Your instructions –
Look for the string "JSON" and copy every line that has it.

>> start Stored records

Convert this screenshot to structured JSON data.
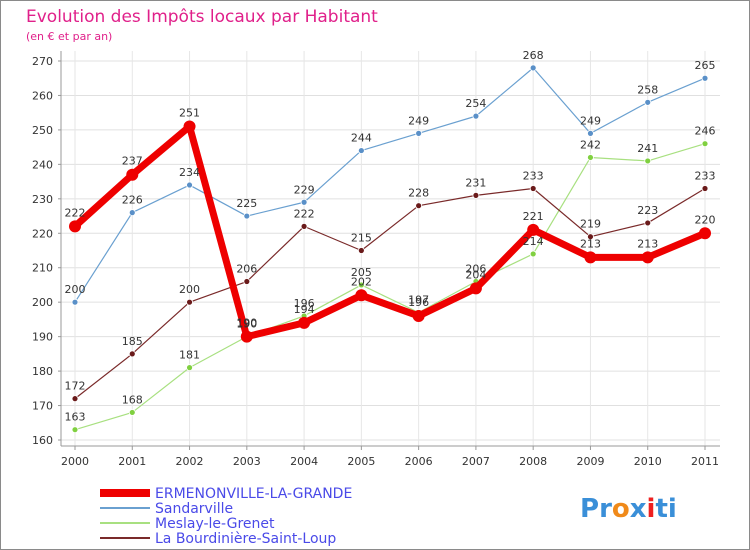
{
  "chart_data": {
    "type": "line",
    "title": "Evolution des Impôts locaux par Habitant",
    "subtitle": "(en € et par an)",
    "categories": [
      "2000",
      "2001",
      "2002",
      "2003",
      "2004",
      "2005",
      "2006",
      "2007",
      "2008",
      "2009",
      "2010",
      "2011"
    ],
    "ylim": [
      160,
      270
    ],
    "yticks": [
      160,
      170,
      180,
      190,
      200,
      210,
      220,
      230,
      240,
      250,
      260,
      270
    ],
    "series": [
      {
        "name": "Sandarville",
        "color": "#6aa0d0",
        "marker": "#5a90c8",
        "values": [
          200,
          226,
          234,
          225,
          229,
          244,
          249,
          254,
          268,
          249,
          258,
          265
        ]
      },
      {
        "name": "Meslay-le-Grenet",
        "color": "#a8e080",
        "marker": "#80d040",
        "values": [
          163,
          168,
          181,
          190,
          196,
          205,
          197,
          206,
          214,
          242,
          241,
          246
        ]
      },
      {
        "name": "La Bourdinière-Saint-Loup",
        "color": "#7a2a2a",
        "marker": "#6a1a1a",
        "values": [
          172,
          185,
          200,
          206,
          222,
          215,
          228,
          231,
          233,
          219,
          223,
          233
        ]
      },
      {
        "name": "ERMENONVILLE-LA-GRANDE",
        "color": "#ee0000",
        "marker": "#ee0000",
        "values": [
          222,
          237,
          251,
          190,
          194,
          202,
          196,
          204,
          221,
          213,
          213,
          220
        ]
      }
    ],
    "legend": [
      "ERMENONVILLE-LA-GRANDE",
      "Sandarville",
      "Meslay-le-Grenet",
      "La Bourdinière-Saint-Loup"
    ]
  },
  "logo": {
    "text": "Proxiti",
    "letters": [
      "P",
      "r",
      "o",
      "x",
      "i",
      "t",
      "i"
    ],
    "colors": [
      "#3a8fd8",
      "#3a8fd8",
      "#f08a1a",
      "#3a8fd8",
      "#ee2020",
      "#3a8fd8",
      "#3a8fd8"
    ]
  }
}
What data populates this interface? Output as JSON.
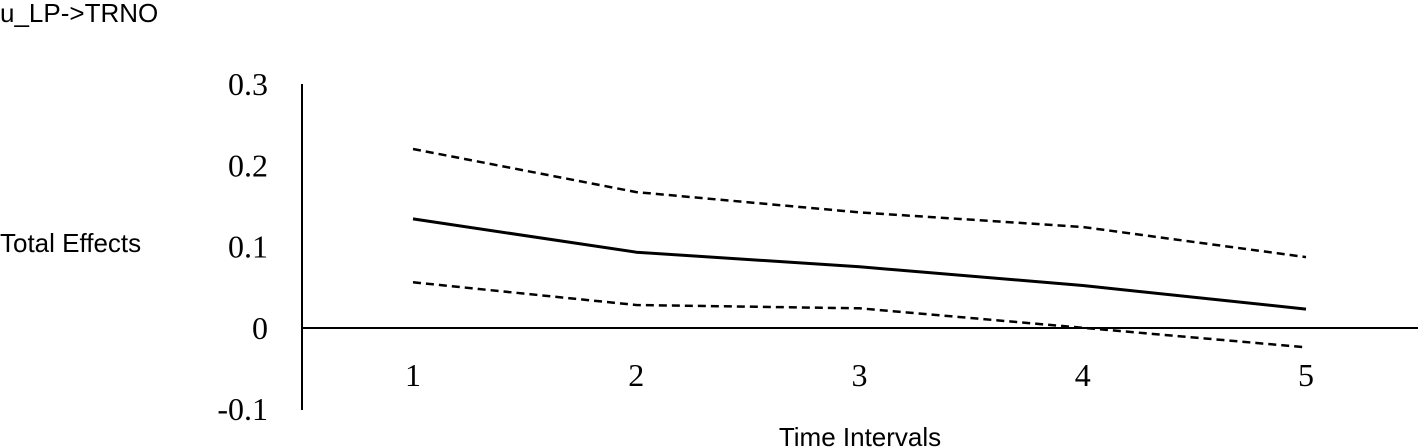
{
  "chart_data": {
    "type": "line",
    "title": "u_LP->TRNO",
    "xlabel": "Time Intervals",
    "ylabel": "Total Effects",
    "categories": [
      "1",
      "2",
      "3",
      "4",
      "5"
    ],
    "ylim": [
      -0.1,
      0.3
    ],
    "yticks": [
      "0.3",
      "0.2",
      "0.1",
      "0",
      "-0.1"
    ],
    "grid": false,
    "legend": "none",
    "series": [
      {
        "values": [
          0.22,
          0.167,
          0.142,
          0.124,
          0.087
        ],
        "style": "dashed",
        "color": "#000000"
      },
      {
        "values": [
          0.134,
          0.093,
          0.075,
          0.052,
          0.023
        ],
        "style": "solid",
        "color": "#000000"
      },
      {
        "values": [
          0.056,
          0.028,
          0.024,
          0.0,
          -0.024
        ],
        "style": "dashed",
        "color": "#000000"
      }
    ]
  }
}
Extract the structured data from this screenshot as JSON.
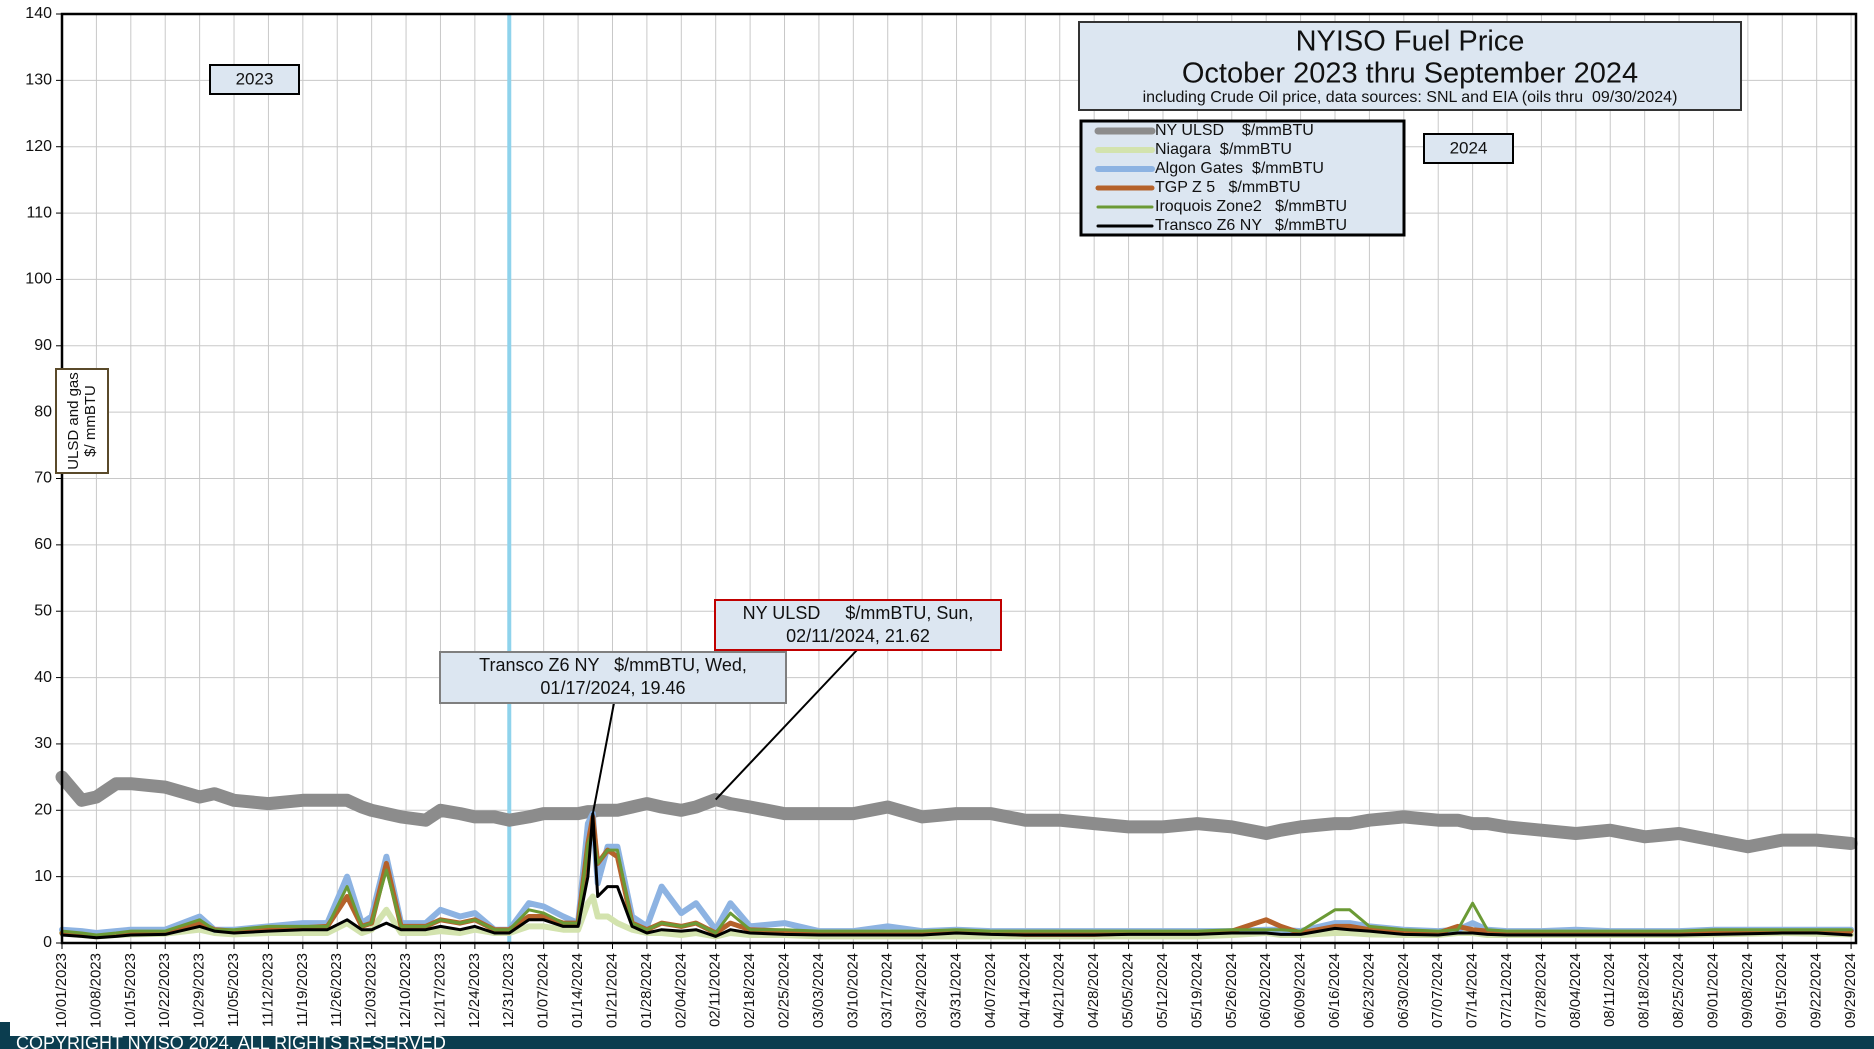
{
  "chart_data": {
    "type": "line",
    "title": [
      "NYISO Fuel Price",
      "October 2023 thru September 2024"
    ],
    "subtitle": "including Crude Oil price, data sources: SNL and EIA (oils thru  09/30/2024)",
    "y_label": [
      "ULSD and gas",
      "$/ mmBTU"
    ],
    "year_labels": [
      "2023",
      "2024"
    ],
    "divider": {
      "date": "12/31/2023",
      "color": "#8fd3ec"
    },
    "footer": "COPYRIGHT NYISO 2024. ALL RIGHTS RESERVED",
    "annotations": [
      {
        "lines": [
          "NY ULSD     $/mmBTU, Sun,",
          "02/11/2024, 21.62"
        ],
        "border": "#c00000"
      },
      {
        "lines": [
          "Transco Z6 NY   $/mmBTU, Wed,",
          "01/17/2024, 19.46"
        ],
        "border": "#7f7f7f"
      }
    ],
    "ylim": [
      0,
      140
    ],
    "yticks": [
      0,
      10,
      20,
      30,
      40,
      50,
      60,
      70,
      80,
      90,
      100,
      110,
      120,
      130,
      140
    ],
    "grid": true,
    "xlim": [
      "10/01/2023",
      "09/30/2024"
    ],
    "xticks": [
      "10/01/2023",
      "10/08/2023",
      "10/15/2023",
      "10/22/2023",
      "10/29/2023",
      "11/05/2023",
      "11/12/2023",
      "11/19/2023",
      "11/26/2023",
      "12/03/2023",
      "12/10/2023",
      "12/17/2023",
      "12/24/2023",
      "12/31/2023",
      "01/07/2024",
      "01/14/2024",
      "01/21/2024",
      "01/28/2024",
      "02/04/2024",
      "02/11/2024",
      "02/18/2024",
      "02/25/2024",
      "03/03/2024",
      "03/10/2024",
      "03/17/2024",
      "03/24/2024",
      "03/31/2024",
      "04/07/2024",
      "04/14/2024",
      "04/21/2024",
      "04/28/2024",
      "05/05/2024",
      "05/12/2024",
      "05/19/2024",
      "05/26/2024",
      "06/02/2024",
      "06/09/2024",
      "06/16/2024",
      "06/23/2024",
      "06/30/2024",
      "07/07/2024",
      "07/14/2024",
      "07/21/2024",
      "07/28/2024",
      "08/04/2024",
      "08/11/2024",
      "08/18/2024",
      "08/25/2024",
      "09/01/2024",
      "09/08/2024",
      "09/15/2024",
      "09/22/2024",
      "09/29/2024"
    ],
    "x": [
      "10/01/2023",
      "10/05/2023",
      "10/08/2023",
      "10/12/2023",
      "10/15/2023",
      "10/22/2023",
      "10/29/2023",
      "11/01/2023",
      "11/05/2023",
      "11/12/2023",
      "11/19/2023",
      "11/24/2023",
      "11/28/2023",
      "12/01/2023",
      "12/03/2023",
      "12/06/2023",
      "12/09/2023",
      "12/14/2023",
      "12/17/2023",
      "12/21/2023",
      "12/24/2023",
      "12/28/2023",
      "12/31/2023",
      "01/04/2024",
      "01/07/2024",
      "01/11/2024",
      "01/14/2024",
      "01/16/2024",
      "01/17/2024",
      "01/18/2024",
      "01/20/2024",
      "01/22/2024",
      "01/25/2024",
      "01/28/2024",
      "01/31/2024",
      "02/04/2024",
      "02/07/2024",
      "02/11/2024",
      "02/14/2024",
      "02/18/2024",
      "02/25/2024",
      "03/03/2024",
      "03/10/2024",
      "03/17/2024",
      "03/24/2024",
      "03/31/2024",
      "04/07/2024",
      "04/14/2024",
      "04/21/2024",
      "04/28/2024",
      "05/05/2024",
      "05/12/2024",
      "05/19/2024",
      "05/26/2024",
      "06/02/2024",
      "06/05/2024",
      "06/09/2024",
      "06/16/2024",
      "06/19/2024",
      "06/23/2024",
      "06/30/2024",
      "07/07/2024",
      "07/11/2024",
      "07/14/2024",
      "07/17/2024",
      "07/21/2024",
      "07/28/2024",
      "08/04/2024",
      "08/11/2024",
      "08/18/2024",
      "08/25/2024",
      "09/01/2024",
      "09/08/2024",
      "09/15/2024",
      "09/22/2024",
      "09/29/2024"
    ],
    "series": [
      {
        "name": "NY ULSD    $/mmBTU",
        "color": "#8c8c8c",
        "width": 13,
        "values": [
          25,
          21.5,
          22,
          24,
          24,
          23.5,
          22,
          22.5,
          21.5,
          21,
          21.5,
          21.5,
          21.5,
          20.5,
          20,
          19.5,
          19,
          18.5,
          20,
          19.5,
          19,
          19,
          18.5,
          19,
          19.5,
          19.5,
          19.5,
          19.8,
          19.8,
          20,
          20,
          20,
          20.5,
          21,
          20.5,
          20,
          20.5,
          21.62,
          21,
          20.5,
          19.5,
          19.5,
          19.5,
          20.5,
          19,
          19.5,
          19.5,
          18.5,
          18.5,
          18,
          17.5,
          17.5,
          18,
          17.5,
          16.5,
          17,
          17.5,
          18,
          18,
          18.5,
          19,
          18.5,
          18.5,
          18,
          18,
          17.5,
          17,
          16.5,
          17,
          16,
          16.5,
          15.5,
          14.5,
          15.5,
          15.5,
          15
        ]
      },
      {
        "name": "Niagara  $/mmBTU",
        "color": "#d3e3ae",
        "width": 6,
        "values": [
          1.5,
          1.2,
          1,
          1.2,
          1.3,
          1.4,
          2,
          1.5,
          1.3,
          1.5,
          1.5,
          1.5,
          3,
          1.5,
          2,
          5,
          1.5,
          1.5,
          1.8,
          1.5,
          2,
          1.5,
          1.5,
          2.5,
          2.5,
          2,
          2,
          6,
          7,
          4,
          4,
          3,
          2,
          1.5,
          1.5,
          1.2,
          1.5,
          1,
          1.5,
          1.2,
          1.2,
          1,
          1,
          1,
          1,
          1,
          1,
          1,
          1,
          1,
          1,
          1,
          1,
          1.2,
          1.5,
          1.2,
          1.2,
          1.5,
          1.5,
          1.3,
          1.2,
          1.2,
          1.5,
          1.5,
          1.2,
          1.2,
          1.2,
          1.2,
          1.2,
          1.2,
          1.2,
          1.3,
          1.4,
          1.5,
          1.4,
          1.3
        ]
      },
      {
        "name": "Algon Gates  $/mmBTU",
        "color": "#8db3e2",
        "width": 6,
        "values": [
          2,
          1.8,
          1.5,
          1.8,
          2,
          2,
          4,
          2,
          2,
          2.5,
          3,
          3,
          10,
          3,
          4,
          13,
          3,
          3,
          5,
          4,
          4.5,
          2,
          2,
          6,
          5.5,
          4,
          3,
          18,
          19.5,
          9,
          14.5,
          14.5,
          4,
          2.5,
          8.5,
          4.5,
          6,
          2,
          6,
          2.5,
          3,
          1.8,
          1.8,
          2.5,
          1.8,
          2,
          1.8,
          1.8,
          1.8,
          1.8,
          1.8,
          1.8,
          1.8,
          1.8,
          2,
          2,
          1.8,
          3,
          3,
          2.5,
          2,
          1.8,
          2,
          3,
          2,
          1.8,
          1.8,
          2,
          1.8,
          1.8,
          1.8,
          2,
          2,
          2,
          2,
          2
        ]
      },
      {
        "name": "TGP Z 5   $/mmBTU",
        "color": "#b5622a",
        "width": 5,
        "values": [
          1.5,
          1.3,
          1,
          1.2,
          1.5,
          1.5,
          3,
          2,
          1.8,
          2,
          2.3,
          2.5,
          7,
          2.5,
          3,
          12,
          2.5,
          2.5,
          3.5,
          3,
          3.5,
          2,
          2,
          4,
          4,
          3,
          3,
          15,
          19,
          12,
          14,
          13,
          3,
          2,
          3,
          2.5,
          3,
          1.5,
          3,
          2,
          1.8,
          1.5,
          1.5,
          1.5,
          1.5,
          1.8,
          1.5,
          1.3,
          1.3,
          1.3,
          1.5,
          1.5,
          1.5,
          1.8,
          3.5,
          2.5,
          1.5,
          2.5,
          2.5,
          2,
          1.5,
          1.5,
          2.5,
          2,
          1.8,
          1.5,
          1.5,
          1.5,
          1.5,
          1.5,
          1.5,
          1.5,
          1.8,
          1.8,
          1.8,
          1.8
        ]
      },
      {
        "name": "Iroquois Zone2   $/mmBTU",
        "color": "#6b9a35",
        "width": 3,
        "values": [
          1.8,
          1.5,
          1.2,
          1.5,
          1.8,
          1.8,
          3.5,
          2,
          2,
          2.5,
          2.5,
          2.5,
          8.5,
          2.5,
          3,
          11,
          2.5,
          2.5,
          3.5,
          3,
          3.5,
          2,
          2,
          5,
          4.5,
          3,
          3,
          15,
          17,
          12,
          14,
          14,
          3,
          2,
          3,
          2.5,
          3,
          1.5,
          4.5,
          2,
          2,
          1.8,
          1.8,
          1.8,
          1.8,
          2,
          1.8,
          1.8,
          1.8,
          1.8,
          1.8,
          1.8,
          1.8,
          2,
          2,
          2,
          1.8,
          5,
          5,
          2.5,
          2,
          1.8,
          2,
          6,
          2,
          1.8,
          1.8,
          1.8,
          1.8,
          1.8,
          1.8,
          2,
          2,
          2,
          2,
          2
        ]
      },
      {
        "name": "Transco Z6 NY   $/mmBTU",
        "color": "#000000",
        "width": 3,
        "values": [
          1.2,
          1,
          0.8,
          1,
          1.2,
          1.3,
          2.5,
          1.8,
          1.5,
          1.8,
          2,
          2,
          3.5,
          2,
          2,
          3,
          2,
          2,
          2.5,
          2,
          2.5,
          1.5,
          1.5,
          3.5,
          3.5,
          2.5,
          2.5,
          10,
          19.46,
          7,
          8.5,
          8.5,
          2.5,
          1.5,
          2,
          1.8,
          2,
          1,
          2,
          1.5,
          1.3,
          1.2,
          1.2,
          1.2,
          1.2,
          1.5,
          1.3,
          1.2,
          1.2,
          1.2,
          1.3,
          1.3,
          1.3,
          1.5,
          1.5,
          1.3,
          1.3,
          2.2,
          2,
          1.8,
          1.3,
          1.2,
          1.5,
          1.5,
          1.3,
          1.2,
          1.2,
          1.2,
          1.2,
          1.2,
          1.2,
          1.3,
          1.4,
          1.5,
          1.5,
          1.2
        ]
      }
    ]
  }
}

>> end Stored records

Solution for this exercise –
Convert this screenshot to structured JSON data.
What data populates this interface? Output as JSON.
Extract the structured data from this screenshot as JSON.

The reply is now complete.